** Start of Records for this task **

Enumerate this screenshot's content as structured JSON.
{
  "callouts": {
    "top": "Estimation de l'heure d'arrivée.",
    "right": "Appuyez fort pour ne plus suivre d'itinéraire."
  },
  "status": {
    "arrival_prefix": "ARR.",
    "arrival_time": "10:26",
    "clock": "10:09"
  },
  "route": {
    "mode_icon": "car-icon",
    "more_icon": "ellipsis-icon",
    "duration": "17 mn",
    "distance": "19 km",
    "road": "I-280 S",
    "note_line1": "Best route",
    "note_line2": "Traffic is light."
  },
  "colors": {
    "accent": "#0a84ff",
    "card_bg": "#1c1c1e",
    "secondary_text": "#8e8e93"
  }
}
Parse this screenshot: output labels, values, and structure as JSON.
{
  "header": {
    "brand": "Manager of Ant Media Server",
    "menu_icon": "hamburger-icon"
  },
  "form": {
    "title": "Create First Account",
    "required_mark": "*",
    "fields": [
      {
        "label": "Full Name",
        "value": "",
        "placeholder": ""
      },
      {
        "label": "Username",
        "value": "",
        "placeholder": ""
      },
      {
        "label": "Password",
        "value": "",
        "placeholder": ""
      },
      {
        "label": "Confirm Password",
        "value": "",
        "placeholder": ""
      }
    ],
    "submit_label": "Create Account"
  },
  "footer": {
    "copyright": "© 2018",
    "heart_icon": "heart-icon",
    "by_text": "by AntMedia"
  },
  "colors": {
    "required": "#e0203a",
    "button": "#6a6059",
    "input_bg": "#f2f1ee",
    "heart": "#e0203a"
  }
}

** End of Records for this task **
** Start of Records for this task **

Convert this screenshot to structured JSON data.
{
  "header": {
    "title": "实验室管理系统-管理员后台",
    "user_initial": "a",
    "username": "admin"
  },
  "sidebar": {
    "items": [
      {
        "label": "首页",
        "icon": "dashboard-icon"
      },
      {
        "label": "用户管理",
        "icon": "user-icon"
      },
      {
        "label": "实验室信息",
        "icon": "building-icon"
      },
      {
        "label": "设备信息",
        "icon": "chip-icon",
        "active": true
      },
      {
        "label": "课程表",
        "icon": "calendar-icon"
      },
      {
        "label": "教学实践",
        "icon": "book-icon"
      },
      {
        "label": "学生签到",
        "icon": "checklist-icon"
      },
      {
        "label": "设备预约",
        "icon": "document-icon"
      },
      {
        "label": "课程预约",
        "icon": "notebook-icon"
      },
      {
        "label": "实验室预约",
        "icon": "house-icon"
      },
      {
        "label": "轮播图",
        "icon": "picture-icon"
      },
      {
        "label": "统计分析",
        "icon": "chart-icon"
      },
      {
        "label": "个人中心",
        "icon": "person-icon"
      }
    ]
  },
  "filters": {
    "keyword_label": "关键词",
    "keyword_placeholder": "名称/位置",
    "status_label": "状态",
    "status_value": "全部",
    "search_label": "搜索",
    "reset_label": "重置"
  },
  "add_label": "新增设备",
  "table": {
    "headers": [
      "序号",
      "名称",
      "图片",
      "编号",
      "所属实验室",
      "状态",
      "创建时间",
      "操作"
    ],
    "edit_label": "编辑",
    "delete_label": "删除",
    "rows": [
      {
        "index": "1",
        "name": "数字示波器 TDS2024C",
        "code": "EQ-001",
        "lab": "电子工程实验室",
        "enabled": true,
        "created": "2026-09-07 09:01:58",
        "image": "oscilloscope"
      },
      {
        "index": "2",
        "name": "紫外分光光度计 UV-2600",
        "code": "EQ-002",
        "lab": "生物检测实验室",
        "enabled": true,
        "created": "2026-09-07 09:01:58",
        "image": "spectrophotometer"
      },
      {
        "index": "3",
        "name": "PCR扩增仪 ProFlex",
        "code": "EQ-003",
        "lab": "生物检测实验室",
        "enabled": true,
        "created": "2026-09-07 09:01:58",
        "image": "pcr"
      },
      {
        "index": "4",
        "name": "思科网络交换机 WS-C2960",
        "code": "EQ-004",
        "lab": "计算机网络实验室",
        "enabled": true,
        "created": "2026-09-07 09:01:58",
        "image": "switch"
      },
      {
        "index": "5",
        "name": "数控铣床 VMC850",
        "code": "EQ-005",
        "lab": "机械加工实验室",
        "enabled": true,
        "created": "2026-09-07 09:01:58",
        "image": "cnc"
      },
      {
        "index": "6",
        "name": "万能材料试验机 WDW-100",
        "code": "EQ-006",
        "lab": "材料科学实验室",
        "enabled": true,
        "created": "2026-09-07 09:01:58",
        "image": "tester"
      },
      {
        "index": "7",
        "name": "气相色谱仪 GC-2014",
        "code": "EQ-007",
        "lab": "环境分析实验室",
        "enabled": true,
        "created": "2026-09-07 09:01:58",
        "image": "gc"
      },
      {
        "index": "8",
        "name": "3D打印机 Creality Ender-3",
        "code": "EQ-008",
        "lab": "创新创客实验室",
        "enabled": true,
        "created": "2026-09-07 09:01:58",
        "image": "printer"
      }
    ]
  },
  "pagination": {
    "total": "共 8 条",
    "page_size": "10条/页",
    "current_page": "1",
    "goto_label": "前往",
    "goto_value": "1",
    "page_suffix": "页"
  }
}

** End of Records for this task **

What you have to do
Each line that contains the string "code" counts once; say how many there are and nothing else.

Task answer
8